──────── TASK MATERIAL

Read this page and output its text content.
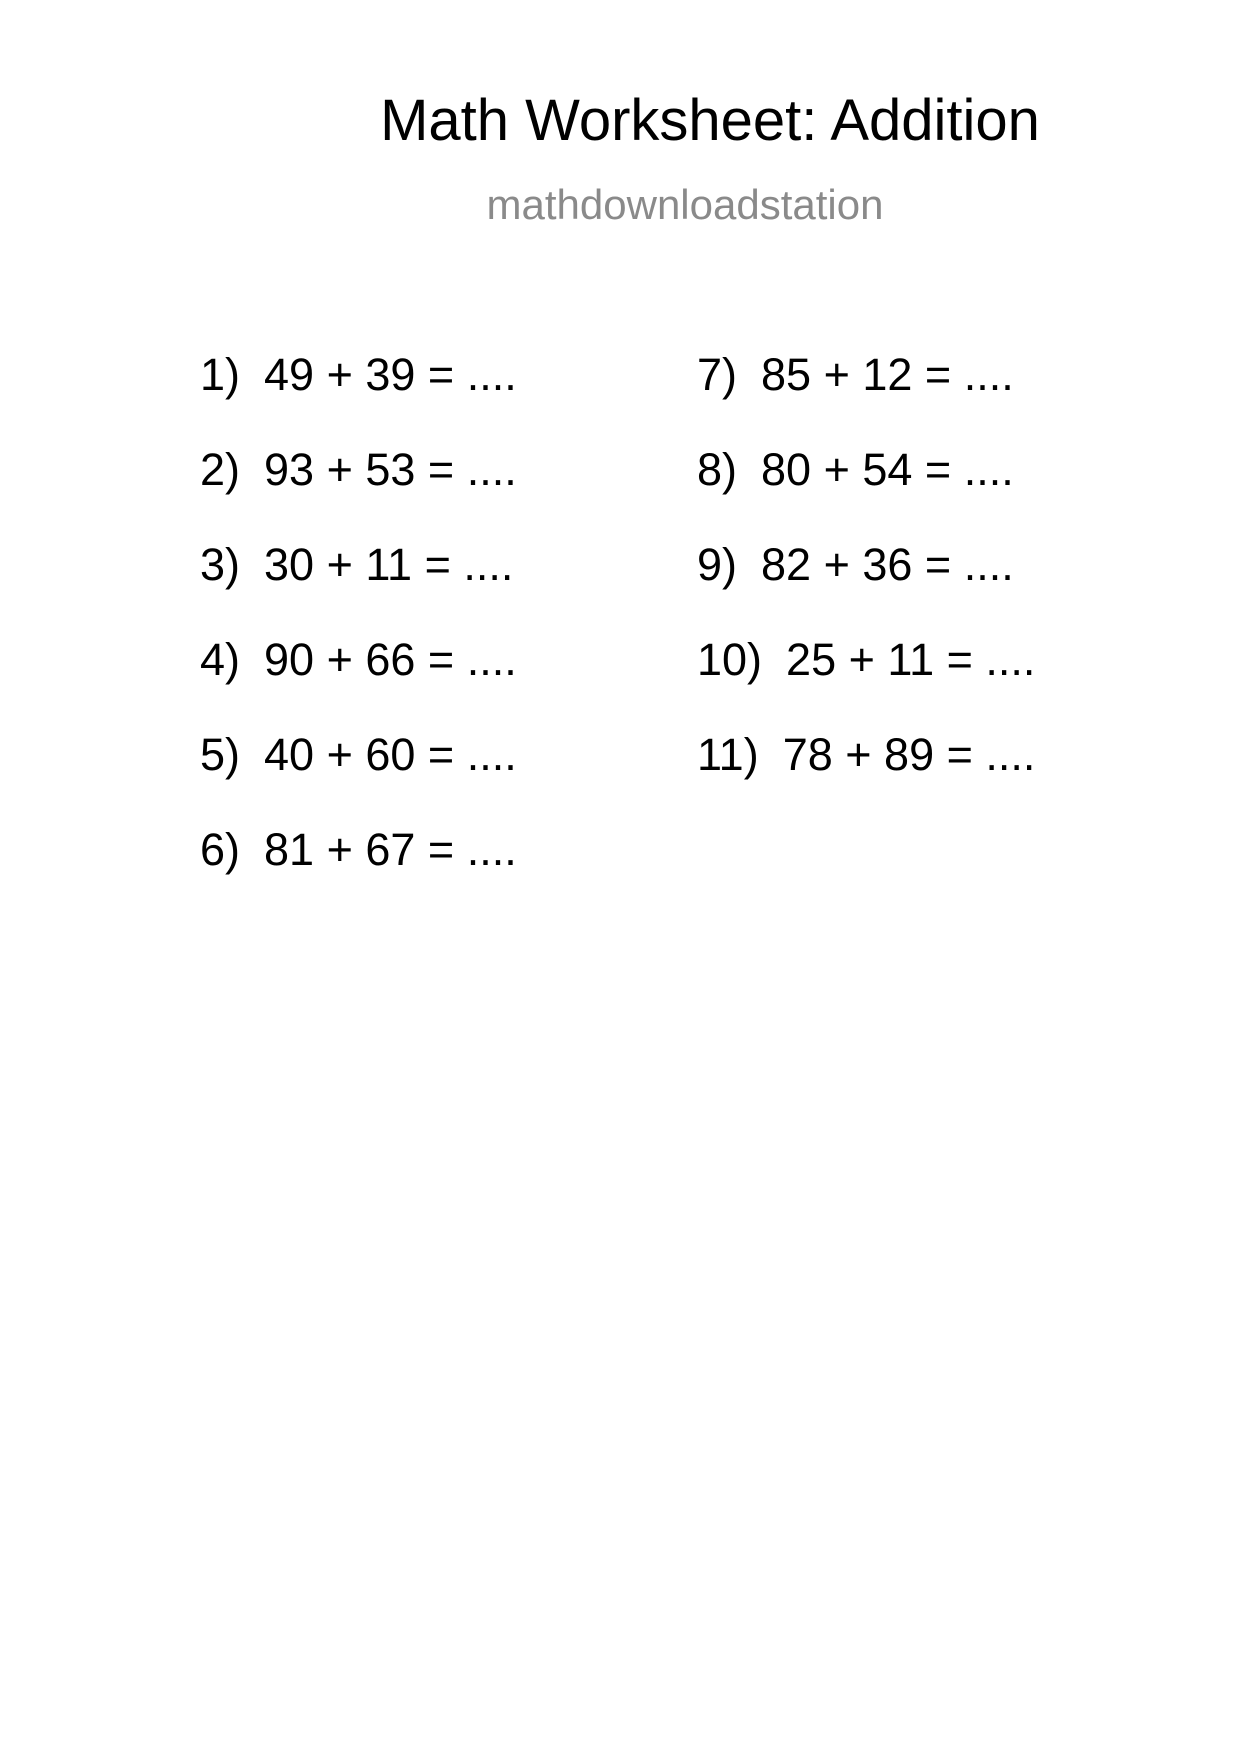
Math Worksheet: Addition
mathdownloadstation
1) 49 + 39 = ....
2) 93 + 53 = ....
3) 30 + 11 = ....
4) 90 + 66 = ....
5) 40 + 60 = ....
6) 81 + 67 = ....
7) 85 + 12 = ....
8) 80 + 54 = ....
9) 82 + 36 = ....
10) 25 + 11 = ....
11) 78 + 89 = ....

────────────────

## EXERCISE DETAILS
Return all of the entries word for word, but omit the pictures.

## WRITTEN RESPONSE
Read this page and output its text content.
Math Worksheet: Addition
mathdownloadstation
1) 49 + 39 = ....
2) 93 + 53 = ....
3) 30 + 11 = ....
4) 90 + 66 = ....
5) 40 + 60 = ....
6) 81 + 67 = ....
7) 85 + 12 = ....
8) 80 + 54 = ....
9) 82 + 36 = ....
10) 25 + 11 = ....
11) 78 + 89 = ....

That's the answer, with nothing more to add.